** THE PROBLEM **
Below is a listing; reproduce each line of it exactly.

** DATA EXCERPTS **
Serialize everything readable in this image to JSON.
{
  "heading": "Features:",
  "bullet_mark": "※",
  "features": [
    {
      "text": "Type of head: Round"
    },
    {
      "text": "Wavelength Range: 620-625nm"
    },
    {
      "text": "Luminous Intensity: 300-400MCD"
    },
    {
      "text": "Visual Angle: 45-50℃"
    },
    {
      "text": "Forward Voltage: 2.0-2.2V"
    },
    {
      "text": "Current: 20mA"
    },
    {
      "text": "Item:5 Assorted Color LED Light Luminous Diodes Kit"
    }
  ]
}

** ANSWER FOR THIS EXERCISE **
Serialize everything readable in this image to JSON.
{
  "heading": "Features:",
  "bullet_mark": "※",
  "features": [
    {
      "text": "Type of head: Round"
    },
    {
      "text": "Wavelength Range: 620-625nm"
    },
    {
      "text": "Luminous Intensity: 300-400MCD"
    },
    {
      "text": "Visual Angle: 45-50℃"
    },
    {
      "text": "Forward Voltage: 2.0-2.2V"
    },
    {
      "text": "Current: 20mA"
    },
    {
      "text": "Item:5 Assorted Color LED Light Luminous Diodes Kit"
    }
  ]
}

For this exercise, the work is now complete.